- **MATERIAL PROVIDED**
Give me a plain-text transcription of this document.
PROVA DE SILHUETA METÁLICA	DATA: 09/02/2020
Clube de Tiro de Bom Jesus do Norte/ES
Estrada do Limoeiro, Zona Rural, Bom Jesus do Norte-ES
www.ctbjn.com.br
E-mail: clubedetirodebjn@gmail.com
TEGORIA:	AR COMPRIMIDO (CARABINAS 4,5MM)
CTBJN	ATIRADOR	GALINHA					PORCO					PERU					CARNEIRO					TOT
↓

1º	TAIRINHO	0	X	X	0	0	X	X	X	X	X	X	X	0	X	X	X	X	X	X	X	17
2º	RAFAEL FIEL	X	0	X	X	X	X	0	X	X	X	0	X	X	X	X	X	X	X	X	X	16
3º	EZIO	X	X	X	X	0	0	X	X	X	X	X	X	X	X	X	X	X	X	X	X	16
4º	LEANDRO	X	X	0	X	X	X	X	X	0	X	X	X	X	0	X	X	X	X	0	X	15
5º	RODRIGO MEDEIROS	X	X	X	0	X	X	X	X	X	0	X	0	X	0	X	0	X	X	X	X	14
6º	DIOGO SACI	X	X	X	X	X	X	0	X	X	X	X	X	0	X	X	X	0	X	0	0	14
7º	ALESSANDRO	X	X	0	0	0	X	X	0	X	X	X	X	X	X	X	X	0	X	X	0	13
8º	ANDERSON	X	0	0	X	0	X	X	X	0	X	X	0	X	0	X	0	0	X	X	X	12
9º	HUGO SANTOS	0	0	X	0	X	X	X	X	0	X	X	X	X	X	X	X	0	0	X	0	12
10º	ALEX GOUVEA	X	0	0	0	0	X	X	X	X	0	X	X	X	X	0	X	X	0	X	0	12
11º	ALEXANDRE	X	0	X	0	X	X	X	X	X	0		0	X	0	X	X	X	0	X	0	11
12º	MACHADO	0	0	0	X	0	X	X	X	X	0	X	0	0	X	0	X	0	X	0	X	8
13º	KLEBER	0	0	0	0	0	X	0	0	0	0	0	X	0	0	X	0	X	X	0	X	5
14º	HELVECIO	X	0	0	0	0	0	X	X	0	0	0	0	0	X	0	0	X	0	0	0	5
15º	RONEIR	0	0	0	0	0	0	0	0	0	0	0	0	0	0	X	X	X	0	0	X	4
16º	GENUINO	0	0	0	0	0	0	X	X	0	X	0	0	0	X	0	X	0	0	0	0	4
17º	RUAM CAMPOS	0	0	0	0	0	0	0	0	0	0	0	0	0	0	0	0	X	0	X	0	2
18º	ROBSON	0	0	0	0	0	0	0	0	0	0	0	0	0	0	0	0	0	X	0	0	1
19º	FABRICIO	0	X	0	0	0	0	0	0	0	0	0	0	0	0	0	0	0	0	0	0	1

- **THE EXERCISE**
Identify the lines of the entries containing the string "Jesus". Copy each such line.

- **SOLUTION**
Clube de Tiro de Bom Jesus do Norte/ES
Estrada do Limoeiro, Zona Rural, Bom Jesus do Norte-ES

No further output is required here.